Permintaan tugas A: Salin tanpa perubahan bagian kutipan teks tentang tanah subur Indonesia, mulai dari "Para pejabat kini" sampai "Indonsia tercinta ini.", termasuk kedua ujungnya.

Kutipan teks:
_ _ _ _ _
0 comments

Celoteh Rakyat Negara Subur nan Indah

Published By : Ihsan Syah - pp

Oh INDONESIA, negaraku sayang, negaraku malang.
Para pejabat kini kebingungan mencari solusi tepat untuk menyelesaikan ratusan juta ton masalah yang tertancap dengan kuat di tanah subur Indonesia.
Tanah subur yang seharusnya menghasilkan rempah-rempah, buah yang segar, bunga-bunga yang indah, dan pohon-pohon yang rindang. Tanah subur yang begitu ingin dimiliki orang-orang di luar sana.
Pertanyaan kami kemudian….. —>
Mengapa kemudian tanah yang begitu subur ini tidak ditanami rempah-rempah yang dapat mengharumkannya, mengapa tanah subur ini tidak dijadikan kebun penghasil intelektual yang di kemudian hari dapat membuat pesawat terbang super canggih, kereta api super cepat, jembatan super panjang penghubung pulau-pulau, kapal super besar serupa Titanic, atau setidaknya bisa membuat kedamaian, ketentraman dan kebahagiaan di setiap hati-hati yang mengisi dan memenuhi rongga-rongga Indonsia tercinta ini.
_ _ _ _ _
Permintaan tugas B: Tuliskan ulang secara persis baris-baris entri di antara baris yang memuat "output2-label: 14,4 Vdc: [288, 1063, 324, 1074]" dan baris yang memuat "mount-heading: Montaggio su", kedua baris itu ikut dihitung. Tuliskan hanya baris-baris tersebut.
_ _ _ _ _
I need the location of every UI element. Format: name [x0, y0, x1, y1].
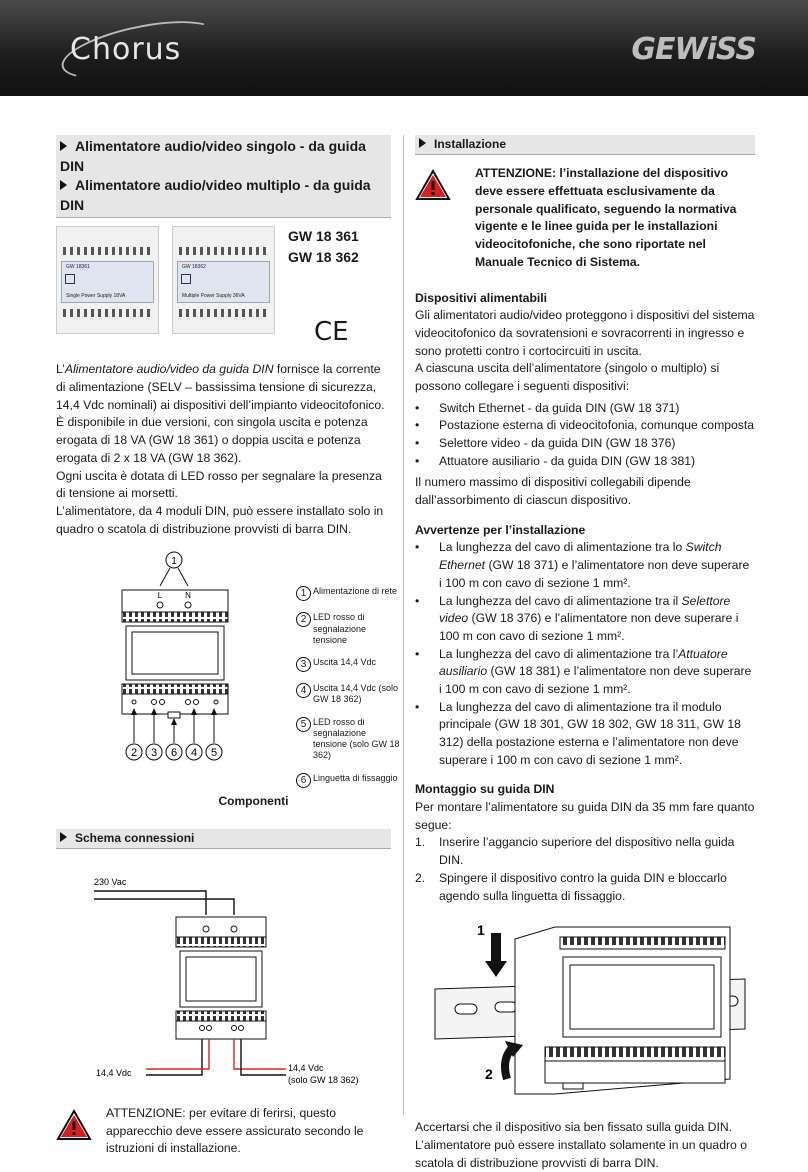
output2-label: 14,4 Vdc: [288, 1063, 324, 1074]
step-label: 2: [485, 1066, 493, 1083]
list-item: 2. Spingere il dispositivo contro la guida DIN e bloccarlo agendo sulla linguetta di fissaggio.: [415, 870, 727, 903]
callout-number: 6: [170, 747, 178, 760]
device-model: GW 18361: [66, 264, 90, 271]
legend-item: 5 LED rosso di segnalazione tensione (solo GW 18 362): [296, 717, 401, 762]
mount-heading: Montaggio su guida DIN: [415, 782, 555, 797]
list-item: • La lunghezza del cavo di alimentazione tra il modulo principale (GW 18 301, GW 18 302, GW 18 311, GW 18 312) della postazione esterna e l’alimentatore non deve superare i 100 m con cavo di sezione 1 mm².: [415, 699, 755, 770]
product-code: GW 18 362: [288, 248, 359, 265]
warning-triangle-icon: [56, 1109, 92, 1141]
display-square-icon: [65, 274, 75, 284]
list-item: • La lunghezza del cavo di alimentazione tra il Selettore video (GW 18 376) e l’alimentatore non deve superare i 100 m con cavo di sezione 1 mm².: [415, 593, 755, 646]
gewiss-logo: GEWiSS: [631, 32, 756, 67]
devices-heading: Dispositivi alimentabili: [415, 290, 548, 305]
mount-paragraph: Per montare l’alimentatore su guida DIN da 35 mm fare quanto segue:: [415, 800, 755, 832]
intro-paragraph: L’alimentatore, da 4 moduli DIN, può essere installato solo in quadro o scatola di distribuzione provvisti di barra DIN.: [56, 503, 384, 536]
output2-note: (solo GW 18 362): [288, 1075, 359, 1086]
triangle-bullet-icon: [60, 180, 67, 190]
list-item: • Postazione esterna di videocitofonia, comunque composta: [415, 417, 755, 435]
device-label-plate: [61, 261, 154, 303]
right-column: [415, 135, 755, 1172]
callout-number: 4: [190, 747, 198, 760]
triangle-bullet-icon: [60, 141, 67, 151]
install-warning-text: ATTENZIONE: l’installazione del dispositivo deve essere effettuata esclusivamente da personale qualificato, seguendo la normativa vigente e le linee guida per le installazioni videocitofoniche, che sono riportate nel Manuale Tecnico di Sistema.: [475, 166, 737, 269]
callout-number: 3: [150, 747, 158, 760]
install-warning: [415, 165, 755, 271]
legend-item: 4 Uscita 14,4 Vdc (solo GW 18 362): [296, 683, 401, 706]
device-label: Multiple Power Supply 36VA: [182, 293, 245, 300]
safety-warning: [56, 1105, 391, 1158]
warning-text: ATTENZIONE: per evitare di ferirsi, questo apparecchio deve essere assicurato secondo le istruzioni di installazione.: [106, 1106, 364, 1156]
legend-item: 2 LED rosso di segnalazione tensione: [296, 612, 401, 646]
installation-heading: Installazione: [415, 135, 755, 155]
din-rail-drawing: [415, 919, 755, 1109]
device-model: GW 18362: [182, 264, 206, 271]
terminal-l-label: L: [157, 591, 163, 601]
page-header: [0, 0, 808, 96]
intro-text: [56, 361, 391, 538]
legend-item: 1 Alimentazione di rete: [296, 586, 401, 601]
list-item: 1. Inserire l’aggancio superiore del dispositivo nella guida DIN.: [415, 835, 735, 868]
device-image-multiple: [172, 226, 275, 334]
product-images: [56, 226, 391, 351]
device-label-plate: [177, 261, 270, 303]
terminal-row: [63, 247, 152, 255]
terminal-row: [63, 309, 152, 317]
list-item: • La lunghezza del cavo di alimentazione tra l’Attuatore ausiliario (GW 18 381) e l’alimentatore non deve superare i 100 m con cavo di sezione 1 mm².: [415, 646, 755, 699]
title-line-1: Alimentatore audio/video singolo - da guida DIN: [60, 138, 366, 174]
devices-list: [415, 400, 755, 471]
din-rail-illustration: [415, 919, 755, 1109]
components-diagram: [56, 548, 400, 793]
components-drawing: [56, 548, 296, 788]
intro-paragraph: L’Alimentatore audio/video da guida DIN fornisce la corrente di alimentazione (SELV – bassissima tensione di sicurezza, 14,4 Vdc nominali) ai dispositivi dell’impianto videocitofonico.: [56, 362, 385, 412]
connections-drawing: [56, 855, 391, 1091]
final-notes: [415, 1119, 755, 1172]
connections-heading: Schema connessioni: [56, 829, 391, 849]
connections-diagram: [56, 855, 391, 1091]
device-label: Single Power Supply 18VA: [66, 293, 126, 300]
final-paragraph: L’alimentatore può essere installato solamente in un quadro o scatola di distribuzione provvisti di barra DIN.: [415, 1137, 747, 1170]
components-legend: [296, 586, 401, 798]
triangle-bullet-icon: [60, 832, 67, 842]
components-caption: Componenti: [218, 794, 289, 809]
device-image-single: [56, 226, 159, 334]
warnings-list: [415, 539, 755, 769]
list-item: • Attuatore ausiliario - da guida DIN (GW 18 381): [415, 453, 755, 471]
display-square-icon: [181, 274, 191, 284]
callout-number: 2: [130, 747, 138, 760]
left-column: [56, 135, 400, 1158]
brand-name: Chorus: [70, 32, 182, 67]
callout-number: 5: [210, 747, 218, 760]
legend-item: 3 Uscita 14,4 Vdc: [296, 657, 401, 672]
output1-label: 14,4 Vdc: [96, 1068, 132, 1079]
triangle-bullet-icon: [419, 138, 426, 148]
mount-steps: [415, 834, 755, 905]
intro-paragraph: Ogni uscita è dotata di LED rosso per segnalare la presenza di tensione ai morsetti.: [56, 468, 382, 501]
terminal-row: [179, 247, 268, 255]
list-item: • Switch Ethernet - da guida DIN (GW 18 371): [415, 400, 755, 418]
list-item: • La lunghezza del cavo di alimentazione tra lo Switch Ethernet (GW 18 371) e l’alimentatore non deve superare i 100 m con cavo di sezione 1 mm².: [415, 539, 755, 592]
ce-mark: CE: [314, 317, 349, 348]
warning-triangle-icon: [415, 169, 451, 201]
devices-paragraph: Gli alimentatori audio/video proteggono i dispositivi del sistema videocitofonico da sovratensioni e sovracorrenti in ingresso e sono protetti contro i cortocircuiti in uscita.: [415, 308, 755, 358]
column-divider: [403, 135, 404, 1115]
mains-label: 230 Vac: [94, 877, 127, 888]
step-label: 1: [477, 922, 485, 939]
list-item: • Selettore video - da guida DIN (GW 18 376): [415, 435, 755, 453]
title-line-2: Alimentatore audio/video multiplo - da guida DIN: [60, 177, 371, 213]
final-paragraph: Accertarsi che il dispositivo sia ben fissato sulla guida DIN.: [415, 1120, 733, 1135]
legend-item: 6 Linguetta di fissaggio: [296, 773, 401, 788]
product-codes: [288, 226, 359, 267]
warnings-heading: Avvertenze per l’installazione: [415, 522, 586, 537]
product-code: GW 18 361: [288, 228, 359, 245]
title-bar: [56, 135, 391, 218]
devices-paragraph: A ciascuna uscita dell’alimentatore (singolo o multiplo) si possono collegare i seguenti dispositivi:: [415, 361, 720, 393]
intro-paragraph: È disponibile in due versioni, con singola uscita e potenza erogata di 18 VA (GW 18 361) o doppia uscita e potenza erogata di 2 x 18 VA (GW 18 362).: [56, 415, 368, 465]
terminal-n-label: N: [185, 591, 191, 601]
terminal-row: [179, 309, 268, 317]
devices-note: Il numero massimo di dispositivi collegabili dipende dall’assorbimento di ciascun dispositivo.: [415, 475, 691, 508]
callout-number: 1: [171, 556, 177, 568]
_ _ _ _ _
Hasil latihan A:
Para pejabat kini kebingungan mencari solusi tepat untuk menyelesaikan ratusan juta ton masalah yang tertancap dengan kuat di tanah subur Indonesia.
Tanah subur yang seharusnya menghasilkan rempah-rempah, buah yang segar, bunga-bunga yang indah, dan pohon-pohon yang rindang. Tanah subur yang begitu ingin dimiliki orang-orang di luar sana.
Pertanyaan kami kemudian….. —>
Mengapa kemudian tanah yang begitu subur ini tidak ditanami rempah-rempah yang dapat mengharumkannya, mengapa tanah subur ini tidak dijadikan kebun penghasil intelektual yang di kemudian hari dapat membuat pesawat terbang super canggih, kereta api super cepat, jembatan super panjang penghubung pulau-pulau, kapal super besar serupa Titanic, atau setidaknya bisa membuat kedamaian, ketentraman dan kebahagiaan di setiap hati-hati yang mengisi dan memenuhi rongga-rongga Indonsia tercinta ini.

Hasil latihan B:
output2-label: 14,4 Vdc: [288, 1063, 324, 1074]
step-label: 2: [485, 1066, 493, 1083]
list-item: 2. Spingere il dispositivo contro la guida DIN e bloccarlo agendo sulla linguetta di fissaggio.: [415, 870, 727, 903]
callout-number: 6: [170, 747, 178, 760]
device-model: GW 18361: [66, 264, 90, 271]
legend-item: 5 LED rosso di segnalazione tensione (solo GW 18 362): [296, 717, 401, 762]
mount-heading: Montaggio su guida DIN: [415, 782, 555, 797]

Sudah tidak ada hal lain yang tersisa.